INPUT DATA |
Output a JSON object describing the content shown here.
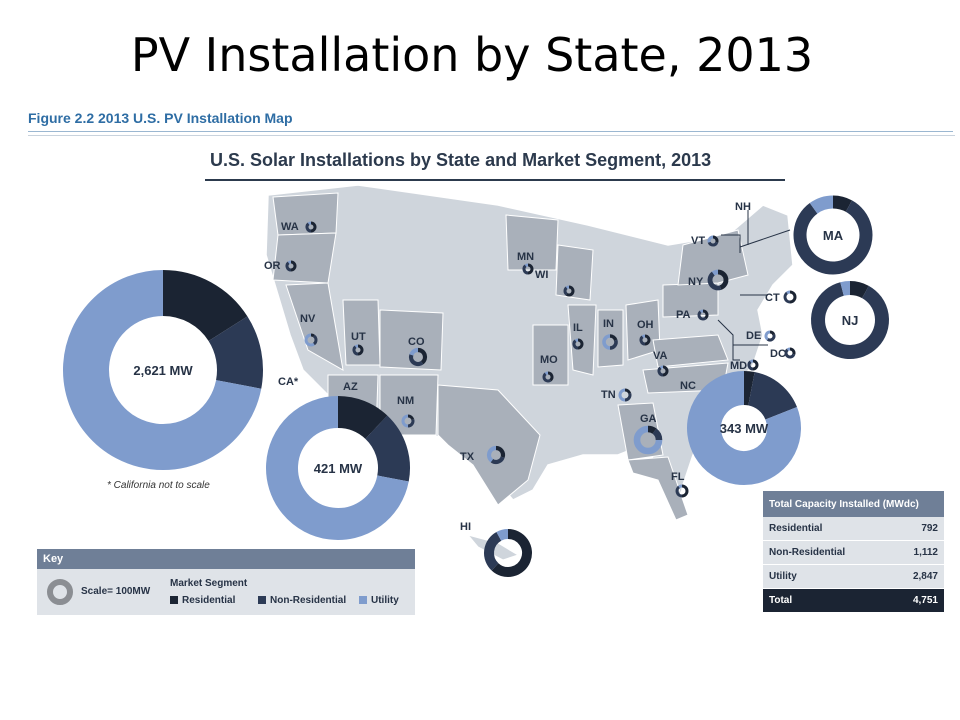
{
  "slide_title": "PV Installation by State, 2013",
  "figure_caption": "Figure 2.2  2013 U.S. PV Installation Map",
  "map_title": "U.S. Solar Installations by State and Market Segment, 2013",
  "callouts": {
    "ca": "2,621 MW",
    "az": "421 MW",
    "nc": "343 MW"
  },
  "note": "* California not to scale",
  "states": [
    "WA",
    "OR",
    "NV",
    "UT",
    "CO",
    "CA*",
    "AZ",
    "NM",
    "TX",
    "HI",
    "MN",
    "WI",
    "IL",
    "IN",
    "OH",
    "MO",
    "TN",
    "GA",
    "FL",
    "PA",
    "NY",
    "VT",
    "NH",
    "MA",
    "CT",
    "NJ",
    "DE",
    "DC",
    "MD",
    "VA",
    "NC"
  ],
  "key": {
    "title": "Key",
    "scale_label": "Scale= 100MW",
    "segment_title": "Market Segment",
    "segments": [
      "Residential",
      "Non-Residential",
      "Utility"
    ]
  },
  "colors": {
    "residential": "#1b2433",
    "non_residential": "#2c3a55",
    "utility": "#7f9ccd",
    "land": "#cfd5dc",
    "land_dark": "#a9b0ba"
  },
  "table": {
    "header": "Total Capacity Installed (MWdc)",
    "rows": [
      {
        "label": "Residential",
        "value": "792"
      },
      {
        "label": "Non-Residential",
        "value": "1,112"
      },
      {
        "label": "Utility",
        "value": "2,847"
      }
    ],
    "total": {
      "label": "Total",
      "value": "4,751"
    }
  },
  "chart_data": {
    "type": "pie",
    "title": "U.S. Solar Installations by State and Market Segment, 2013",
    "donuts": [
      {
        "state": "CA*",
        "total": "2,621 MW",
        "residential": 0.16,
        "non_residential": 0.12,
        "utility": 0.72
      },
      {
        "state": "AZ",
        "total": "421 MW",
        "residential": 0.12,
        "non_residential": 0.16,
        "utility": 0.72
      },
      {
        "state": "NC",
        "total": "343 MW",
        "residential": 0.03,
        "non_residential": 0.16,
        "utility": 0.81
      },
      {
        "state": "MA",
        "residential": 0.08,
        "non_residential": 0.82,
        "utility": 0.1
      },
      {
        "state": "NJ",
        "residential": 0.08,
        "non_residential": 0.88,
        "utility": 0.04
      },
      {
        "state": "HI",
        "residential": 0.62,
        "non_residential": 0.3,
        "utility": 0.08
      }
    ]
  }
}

THE REQUEST |
Restate the listing above word for word, and skip the pictures.

OUTPUT OF THE EXERCISE |
Output a JSON object describing the content shown here.
{
  "slide_title": "PV Installation by State, 2013",
  "figure_caption": "Figure 2.2  2013 U.S. PV Installation Map",
  "map_title": "U.S. Solar Installations by State and Market Segment, 2013",
  "callouts": {
    "ca": "2,621 MW",
    "az": "421 MW",
    "nc": "343 MW"
  },
  "note": "* California not to scale",
  "states": [
    "WA",
    "OR",
    "NV",
    "UT",
    "CO",
    "CA*",
    "AZ",
    "NM",
    "TX",
    "HI",
    "MN",
    "WI",
    "IL",
    "IN",
    "OH",
    "MO",
    "TN",
    "GA",
    "FL",
    "PA",
    "NY",
    "VT",
    "NH",
    "MA",
    "CT",
    "NJ",
    "DE",
    "DC",
    "MD",
    "VA",
    "NC"
  ],
  "key": {
    "title": "Key",
    "scale_label": "Scale= 100MW",
    "segment_title": "Market Segment",
    "segments": [
      "Residential",
      "Non-Residential",
      "Utility"
    ]
  },
  "colors": {
    "residential": "#1b2433",
    "non_residential": "#2c3a55",
    "utility": "#7f9ccd",
    "land": "#cfd5dc",
    "land_dark": "#a9b0ba"
  },
  "table": {
    "header": "Total Capacity Installed (MWdc)",
    "rows": [
      {
        "label": "Residential",
        "value": "792"
      },
      {
        "label": "Non-Residential",
        "value": "1,112"
      },
      {
        "label": "Utility",
        "value": "2,847"
      }
    ],
    "total": {
      "label": "Total",
      "value": "4,751"
    }
  },
  "chart_data": {
    "type": "pie",
    "title": "U.S. Solar Installations by State and Market Segment, 2013",
    "donuts": [
      {
        "state": "CA*",
        "total": "2,621 MW",
        "residential": 0.16,
        "non_residential": 0.12,
        "utility": 0.72
      },
      {
        "state": "AZ",
        "total": "421 MW",
        "residential": 0.12,
        "non_residential": 0.16,
        "utility": 0.72
      },
      {
        "state": "NC",
        "total": "343 MW",
        "residential": 0.03,
        "non_residential": 0.16,
        "utility": 0.81
      },
      {
        "state": "MA",
        "residential": 0.08,
        "non_residential": 0.82,
        "utility": 0.1
      },
      {
        "state": "NJ",
        "residential": 0.08,
        "non_residential": 0.88,
        "utility": 0.04
      },
      {
        "state": "HI",
        "residential": 0.62,
        "non_residential": 0.3,
        "utility": 0.08
      }
    ]
  }
}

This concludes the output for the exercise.